(WRITTEN PROBLEM): Find the lines that contain the word "marunong" and copy each one.

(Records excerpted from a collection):
————

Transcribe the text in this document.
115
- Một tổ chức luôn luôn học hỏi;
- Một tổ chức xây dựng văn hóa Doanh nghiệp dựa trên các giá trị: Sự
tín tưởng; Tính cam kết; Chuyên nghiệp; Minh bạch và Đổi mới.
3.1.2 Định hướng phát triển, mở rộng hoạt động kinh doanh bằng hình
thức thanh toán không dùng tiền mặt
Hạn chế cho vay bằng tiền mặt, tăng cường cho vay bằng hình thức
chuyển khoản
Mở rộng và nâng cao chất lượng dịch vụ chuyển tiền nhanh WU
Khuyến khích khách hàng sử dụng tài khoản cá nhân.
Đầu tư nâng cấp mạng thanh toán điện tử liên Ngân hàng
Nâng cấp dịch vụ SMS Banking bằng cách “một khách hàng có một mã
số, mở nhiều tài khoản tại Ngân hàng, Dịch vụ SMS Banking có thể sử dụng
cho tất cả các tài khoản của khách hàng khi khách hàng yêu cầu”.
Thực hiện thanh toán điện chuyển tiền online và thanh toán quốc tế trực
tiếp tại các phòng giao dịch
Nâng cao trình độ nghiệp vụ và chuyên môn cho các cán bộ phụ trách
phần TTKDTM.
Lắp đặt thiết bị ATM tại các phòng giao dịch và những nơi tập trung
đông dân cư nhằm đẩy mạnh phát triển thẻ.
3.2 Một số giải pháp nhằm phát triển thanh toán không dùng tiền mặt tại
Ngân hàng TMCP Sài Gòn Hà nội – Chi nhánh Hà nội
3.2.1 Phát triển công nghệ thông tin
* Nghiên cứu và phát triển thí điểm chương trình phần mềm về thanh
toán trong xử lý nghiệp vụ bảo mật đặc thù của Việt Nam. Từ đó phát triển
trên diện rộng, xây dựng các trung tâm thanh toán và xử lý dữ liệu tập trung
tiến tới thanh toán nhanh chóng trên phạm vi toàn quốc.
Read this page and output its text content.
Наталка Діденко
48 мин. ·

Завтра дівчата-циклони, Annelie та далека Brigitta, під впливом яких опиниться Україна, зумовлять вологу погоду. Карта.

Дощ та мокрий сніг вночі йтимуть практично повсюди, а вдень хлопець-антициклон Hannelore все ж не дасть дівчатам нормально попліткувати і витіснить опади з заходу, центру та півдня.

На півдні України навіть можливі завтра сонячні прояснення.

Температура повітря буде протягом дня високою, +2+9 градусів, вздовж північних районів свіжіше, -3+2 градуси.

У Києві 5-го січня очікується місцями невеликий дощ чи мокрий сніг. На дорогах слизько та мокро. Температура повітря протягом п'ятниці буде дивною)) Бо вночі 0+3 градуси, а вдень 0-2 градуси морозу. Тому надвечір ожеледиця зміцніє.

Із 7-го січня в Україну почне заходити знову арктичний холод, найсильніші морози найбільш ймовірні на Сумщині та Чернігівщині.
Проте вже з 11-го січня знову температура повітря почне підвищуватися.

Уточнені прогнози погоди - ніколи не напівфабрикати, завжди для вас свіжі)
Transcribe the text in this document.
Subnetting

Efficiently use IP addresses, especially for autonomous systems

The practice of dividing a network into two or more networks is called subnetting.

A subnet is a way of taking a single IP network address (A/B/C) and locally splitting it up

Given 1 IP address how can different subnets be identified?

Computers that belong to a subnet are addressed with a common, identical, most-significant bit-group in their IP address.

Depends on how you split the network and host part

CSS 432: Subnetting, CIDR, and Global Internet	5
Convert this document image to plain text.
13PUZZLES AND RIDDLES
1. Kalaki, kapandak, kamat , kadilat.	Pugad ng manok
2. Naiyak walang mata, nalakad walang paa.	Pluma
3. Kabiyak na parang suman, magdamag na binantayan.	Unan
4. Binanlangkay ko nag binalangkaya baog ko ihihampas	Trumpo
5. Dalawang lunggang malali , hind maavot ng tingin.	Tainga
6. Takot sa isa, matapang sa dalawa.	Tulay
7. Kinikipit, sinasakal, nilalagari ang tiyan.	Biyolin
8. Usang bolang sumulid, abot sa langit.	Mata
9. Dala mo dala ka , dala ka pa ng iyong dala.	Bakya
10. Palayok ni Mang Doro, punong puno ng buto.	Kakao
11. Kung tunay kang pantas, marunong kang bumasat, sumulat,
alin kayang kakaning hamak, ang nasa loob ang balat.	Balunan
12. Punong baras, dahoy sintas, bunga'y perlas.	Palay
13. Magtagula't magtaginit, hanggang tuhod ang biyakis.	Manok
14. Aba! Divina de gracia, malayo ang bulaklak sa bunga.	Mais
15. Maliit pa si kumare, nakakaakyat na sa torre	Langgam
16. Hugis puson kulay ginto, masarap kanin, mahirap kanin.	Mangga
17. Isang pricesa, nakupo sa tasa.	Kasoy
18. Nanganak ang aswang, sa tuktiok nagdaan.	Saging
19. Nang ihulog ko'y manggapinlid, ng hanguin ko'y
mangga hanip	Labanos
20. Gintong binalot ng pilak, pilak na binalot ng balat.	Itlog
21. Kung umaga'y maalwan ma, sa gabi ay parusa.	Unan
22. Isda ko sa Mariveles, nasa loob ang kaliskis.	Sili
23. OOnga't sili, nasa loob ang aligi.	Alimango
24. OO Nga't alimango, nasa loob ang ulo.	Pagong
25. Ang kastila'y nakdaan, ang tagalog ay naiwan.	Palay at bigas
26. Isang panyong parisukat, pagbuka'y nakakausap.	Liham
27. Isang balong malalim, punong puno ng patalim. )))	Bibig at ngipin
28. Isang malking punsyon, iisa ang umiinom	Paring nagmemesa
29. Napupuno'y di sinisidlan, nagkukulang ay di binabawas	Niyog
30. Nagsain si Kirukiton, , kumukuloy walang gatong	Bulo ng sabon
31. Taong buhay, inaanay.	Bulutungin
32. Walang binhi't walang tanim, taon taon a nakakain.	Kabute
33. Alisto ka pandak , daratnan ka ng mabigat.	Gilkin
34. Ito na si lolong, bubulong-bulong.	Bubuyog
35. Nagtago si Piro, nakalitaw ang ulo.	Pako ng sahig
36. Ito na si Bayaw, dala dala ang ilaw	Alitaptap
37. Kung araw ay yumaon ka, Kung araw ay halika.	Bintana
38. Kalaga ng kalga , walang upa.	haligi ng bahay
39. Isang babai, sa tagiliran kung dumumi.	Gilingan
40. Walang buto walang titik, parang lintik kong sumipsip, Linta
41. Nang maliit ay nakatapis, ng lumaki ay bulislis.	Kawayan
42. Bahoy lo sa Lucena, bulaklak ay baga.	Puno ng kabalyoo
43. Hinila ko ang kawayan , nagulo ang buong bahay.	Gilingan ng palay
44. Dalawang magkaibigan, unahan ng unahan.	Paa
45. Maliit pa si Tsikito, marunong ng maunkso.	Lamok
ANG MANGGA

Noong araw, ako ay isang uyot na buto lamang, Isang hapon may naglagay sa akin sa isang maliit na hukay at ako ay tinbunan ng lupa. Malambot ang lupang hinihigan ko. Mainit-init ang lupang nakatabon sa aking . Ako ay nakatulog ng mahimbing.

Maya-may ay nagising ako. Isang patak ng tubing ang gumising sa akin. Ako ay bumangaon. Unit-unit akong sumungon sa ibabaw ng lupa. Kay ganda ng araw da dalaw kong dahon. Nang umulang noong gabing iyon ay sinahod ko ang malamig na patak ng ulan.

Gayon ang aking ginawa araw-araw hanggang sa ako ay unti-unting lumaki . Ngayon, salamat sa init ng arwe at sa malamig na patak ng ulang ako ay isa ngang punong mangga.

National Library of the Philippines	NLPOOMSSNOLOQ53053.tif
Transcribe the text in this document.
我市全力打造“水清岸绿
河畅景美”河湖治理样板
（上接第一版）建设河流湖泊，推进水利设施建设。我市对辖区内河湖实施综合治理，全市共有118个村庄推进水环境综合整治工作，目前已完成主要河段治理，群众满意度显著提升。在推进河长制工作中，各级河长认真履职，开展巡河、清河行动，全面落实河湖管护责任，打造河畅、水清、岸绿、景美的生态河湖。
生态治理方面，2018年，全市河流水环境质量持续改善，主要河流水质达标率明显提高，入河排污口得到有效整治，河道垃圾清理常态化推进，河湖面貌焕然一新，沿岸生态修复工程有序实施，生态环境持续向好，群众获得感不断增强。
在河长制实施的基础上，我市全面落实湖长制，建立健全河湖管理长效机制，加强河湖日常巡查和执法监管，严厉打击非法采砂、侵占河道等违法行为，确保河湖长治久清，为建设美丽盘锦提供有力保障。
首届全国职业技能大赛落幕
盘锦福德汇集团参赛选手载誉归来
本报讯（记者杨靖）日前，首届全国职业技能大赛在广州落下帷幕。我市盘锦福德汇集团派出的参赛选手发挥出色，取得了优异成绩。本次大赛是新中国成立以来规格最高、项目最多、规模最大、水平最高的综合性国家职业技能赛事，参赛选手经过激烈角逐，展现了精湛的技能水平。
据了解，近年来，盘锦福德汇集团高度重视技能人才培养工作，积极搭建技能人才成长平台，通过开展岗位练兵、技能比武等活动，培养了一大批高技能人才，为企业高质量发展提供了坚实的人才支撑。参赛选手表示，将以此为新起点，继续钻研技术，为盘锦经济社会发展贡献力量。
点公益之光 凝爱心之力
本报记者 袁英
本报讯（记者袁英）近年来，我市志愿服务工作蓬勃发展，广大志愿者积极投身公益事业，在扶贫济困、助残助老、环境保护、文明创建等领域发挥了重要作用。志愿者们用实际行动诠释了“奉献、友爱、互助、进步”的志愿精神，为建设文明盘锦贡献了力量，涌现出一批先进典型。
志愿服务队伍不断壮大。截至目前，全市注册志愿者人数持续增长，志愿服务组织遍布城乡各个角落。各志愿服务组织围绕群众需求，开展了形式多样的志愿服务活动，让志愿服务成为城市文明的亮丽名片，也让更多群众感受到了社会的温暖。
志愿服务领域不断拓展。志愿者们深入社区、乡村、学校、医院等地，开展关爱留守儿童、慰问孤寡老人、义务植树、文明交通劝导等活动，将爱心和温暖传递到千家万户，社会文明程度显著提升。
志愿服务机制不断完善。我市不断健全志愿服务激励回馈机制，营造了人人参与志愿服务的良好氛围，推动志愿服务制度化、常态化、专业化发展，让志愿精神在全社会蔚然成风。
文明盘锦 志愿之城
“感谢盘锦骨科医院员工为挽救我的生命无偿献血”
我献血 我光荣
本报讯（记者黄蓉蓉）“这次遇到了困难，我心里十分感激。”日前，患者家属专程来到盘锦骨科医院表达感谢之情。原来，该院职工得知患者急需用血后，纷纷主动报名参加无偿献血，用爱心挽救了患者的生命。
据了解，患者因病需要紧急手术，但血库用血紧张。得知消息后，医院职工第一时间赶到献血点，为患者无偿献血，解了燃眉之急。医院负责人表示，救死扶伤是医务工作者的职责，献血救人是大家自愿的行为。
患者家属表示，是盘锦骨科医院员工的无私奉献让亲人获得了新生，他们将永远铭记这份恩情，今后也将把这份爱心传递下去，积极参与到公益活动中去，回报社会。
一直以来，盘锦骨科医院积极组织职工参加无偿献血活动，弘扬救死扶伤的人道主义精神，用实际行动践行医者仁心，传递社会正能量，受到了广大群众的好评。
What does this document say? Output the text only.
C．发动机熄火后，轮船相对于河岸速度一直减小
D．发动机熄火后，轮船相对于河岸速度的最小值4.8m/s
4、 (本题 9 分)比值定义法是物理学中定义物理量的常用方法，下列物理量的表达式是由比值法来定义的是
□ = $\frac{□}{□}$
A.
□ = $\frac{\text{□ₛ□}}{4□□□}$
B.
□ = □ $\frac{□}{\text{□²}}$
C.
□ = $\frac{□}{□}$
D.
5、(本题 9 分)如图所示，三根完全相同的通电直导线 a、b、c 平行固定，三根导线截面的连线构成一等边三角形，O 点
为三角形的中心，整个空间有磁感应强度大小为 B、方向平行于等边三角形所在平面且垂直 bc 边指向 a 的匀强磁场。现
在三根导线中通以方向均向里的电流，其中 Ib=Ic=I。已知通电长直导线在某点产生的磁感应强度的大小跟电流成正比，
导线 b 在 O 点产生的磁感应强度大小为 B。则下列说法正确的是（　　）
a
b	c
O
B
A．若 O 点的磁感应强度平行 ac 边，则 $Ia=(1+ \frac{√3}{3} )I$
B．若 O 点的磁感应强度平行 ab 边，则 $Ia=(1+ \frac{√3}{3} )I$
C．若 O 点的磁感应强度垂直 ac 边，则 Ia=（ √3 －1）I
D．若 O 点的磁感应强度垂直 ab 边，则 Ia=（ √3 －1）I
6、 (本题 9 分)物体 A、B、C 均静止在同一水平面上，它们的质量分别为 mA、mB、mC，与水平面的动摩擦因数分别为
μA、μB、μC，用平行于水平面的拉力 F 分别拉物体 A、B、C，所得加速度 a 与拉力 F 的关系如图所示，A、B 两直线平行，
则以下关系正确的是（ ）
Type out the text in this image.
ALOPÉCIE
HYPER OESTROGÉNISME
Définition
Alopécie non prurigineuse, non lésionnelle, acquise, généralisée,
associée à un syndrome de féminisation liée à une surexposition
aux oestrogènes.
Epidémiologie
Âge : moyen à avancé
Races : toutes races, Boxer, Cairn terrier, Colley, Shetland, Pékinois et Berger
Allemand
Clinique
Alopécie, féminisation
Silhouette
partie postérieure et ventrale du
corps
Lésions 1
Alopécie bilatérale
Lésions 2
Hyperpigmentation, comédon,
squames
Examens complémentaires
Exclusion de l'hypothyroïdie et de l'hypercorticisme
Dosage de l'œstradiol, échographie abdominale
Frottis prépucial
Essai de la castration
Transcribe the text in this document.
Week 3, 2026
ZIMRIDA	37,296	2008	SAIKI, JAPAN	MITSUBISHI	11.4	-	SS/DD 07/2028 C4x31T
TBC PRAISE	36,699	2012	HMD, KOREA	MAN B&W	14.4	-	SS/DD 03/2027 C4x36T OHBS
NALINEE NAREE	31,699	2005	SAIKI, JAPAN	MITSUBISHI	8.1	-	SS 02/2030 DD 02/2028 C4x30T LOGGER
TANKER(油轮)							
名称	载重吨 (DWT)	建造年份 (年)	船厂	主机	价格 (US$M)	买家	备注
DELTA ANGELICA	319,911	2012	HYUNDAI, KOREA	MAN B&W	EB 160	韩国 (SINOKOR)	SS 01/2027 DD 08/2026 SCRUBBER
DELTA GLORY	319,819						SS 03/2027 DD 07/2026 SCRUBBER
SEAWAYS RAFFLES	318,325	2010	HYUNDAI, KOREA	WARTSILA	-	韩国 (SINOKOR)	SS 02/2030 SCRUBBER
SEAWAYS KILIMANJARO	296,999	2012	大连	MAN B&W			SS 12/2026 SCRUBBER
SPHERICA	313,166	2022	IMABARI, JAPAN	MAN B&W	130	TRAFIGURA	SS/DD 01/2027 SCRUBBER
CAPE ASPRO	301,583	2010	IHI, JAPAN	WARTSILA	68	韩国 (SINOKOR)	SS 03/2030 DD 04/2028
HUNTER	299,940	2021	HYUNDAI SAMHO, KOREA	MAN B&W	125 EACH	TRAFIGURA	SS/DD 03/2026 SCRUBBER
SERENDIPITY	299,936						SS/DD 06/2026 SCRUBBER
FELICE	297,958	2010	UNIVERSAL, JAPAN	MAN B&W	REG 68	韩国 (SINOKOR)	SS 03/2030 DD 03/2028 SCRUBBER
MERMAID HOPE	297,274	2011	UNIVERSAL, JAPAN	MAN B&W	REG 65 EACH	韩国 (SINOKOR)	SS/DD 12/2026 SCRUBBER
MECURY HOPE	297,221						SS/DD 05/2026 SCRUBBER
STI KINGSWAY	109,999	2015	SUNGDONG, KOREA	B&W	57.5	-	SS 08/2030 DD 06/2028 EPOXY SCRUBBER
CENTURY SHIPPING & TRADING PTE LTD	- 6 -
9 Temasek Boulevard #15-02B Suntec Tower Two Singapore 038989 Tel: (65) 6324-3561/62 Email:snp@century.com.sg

————

(TASK ANSWER):
11. Kung tunay kang pantas, marunong kang bumasat, sumulat,
45. Maliit pa si Tsikito, marunong ng maunkso.	Lamok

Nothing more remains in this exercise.